Tionghoa di Banua Banjar


Kedatangan orang Tionghoa di Nusantara dapat dilacak mulai abad ke-7. Hal ini diungkapkan oleh Guru Besar Universitas Xianmen, Profesor Shi Xueqing. Selanjutnya pada abad ke-11 ratusan ribu orang Tionghoa berdatangan ke Nusantara yang menyebar di pesisir utara Jawa, pesisir selatan dan timur Sumatera serta pesisir barat Kalimantan.

“Para perantau Tionghoa ini disebut Singkeh atau Cina Baru. Mereka ini hidup melarat dan serba kekurangan,” tutur sang profesor. 

Orang-orang Tionghoa ini tinggal dalam satu komunitas dan membentuk sebuah kampung. Orang Indonesia biasa menyebut kampung tersebut dengan Pecinan atau dalam bahasa Banjar Pacinan. “Kebanyakan orang-orang Tionghoa yang ada di Banjarmasin ini berasal dari Provinsi Yunan, Tiongkok Selatan. Kalau berasal dari wilayah utara, hampir tak ditemukan,” tutur Arifin Sutiono Sutiono yang tergabung dalam Paguyuban Sosial Marga Tionghoa Indonesia (PSMTI) Kalimantan Selatan.

◆ Tugas Latihan
(1) Jawab pertanyaan ini berdasarkan teks tentang Tionghoa di Banua Banjar:
(a) Sejak abad ke berapa kedatangan orang Tionghoa di Nusantara dapat dilacak?
(b) Apa sebutan untuk para perantau Tionghoa menurut sang profesor?
(c) Dari provinsi mana kebanyakan orang Tionghoa di Banjarmasin berasal?
(2) Salin bagian teks tentang Tionghoa di Banua Banjar tanpa mengubah satu kata pun, dari "Tionghoa di Banua" sampai "tutur sang profesor.".
(3) Dalam teks tentang Tionghoa di Banua Banjar, tulis ulang paragraf yang dimulai dengan "Orang-orang Tionghoa ini tinggal" dalam bentuk daftar singkat, dengan tetap memuat fakta-fakta utamanya.
Baris-baris data sesudah catatan ini tidak dipakai untuk mengerjakan tugas apa pun.

◆ Data yang Disediakan
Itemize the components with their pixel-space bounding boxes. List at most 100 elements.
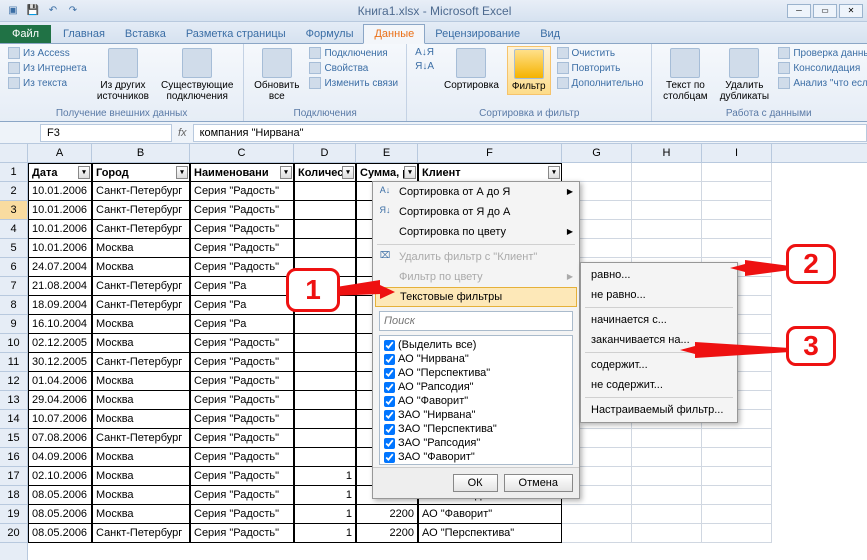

◆ Kunci Jawaban
(1)
(a) Sejak abad ke-7.
(b) Singkeh atau Cina Baru.
(c) Dari Provinsi Yunan, Tiongkok Selatan.

(2)
Tionghoa di Banua Banjar


Kedatangan orang Tionghoa di Nusantara dapat dilacak mulai abad ke-7. Hal ini diungkapkan oleh Guru Besar Universitas Xianmen, Profesor Shi Xueqing. Selanjutnya pada abad ke-11 ratusan ribu orang Tionghoa berdatangan ke Nusantara yang menyebar di pesisir utara Jawa, pesisir selatan dan timur Sumatera serta pesisir barat Kalimantan.

“Para perantau Tionghoa ini disebut Singkeh atau Cina Baru. Mereka ini hidup melarat dan serba kekurangan,” tutur sang profesor.

(3)
- Orang Tionghoa tinggal dalam satu komunitas dan membentuk sebuah kampung.
- Kampung itu disebut Pecinan, atau Pacinan dalam bahasa Banjar.
- Menurut seorang anggota PSMTI Kalimantan Selatan, kebanyakan orang Tionghoa di Banjarmasin berasal dari Provinsi Yunan, Tiongkok Selatan.
- Orang Tionghoa yang berasal dari wilayah utara hampir tidak ditemukan.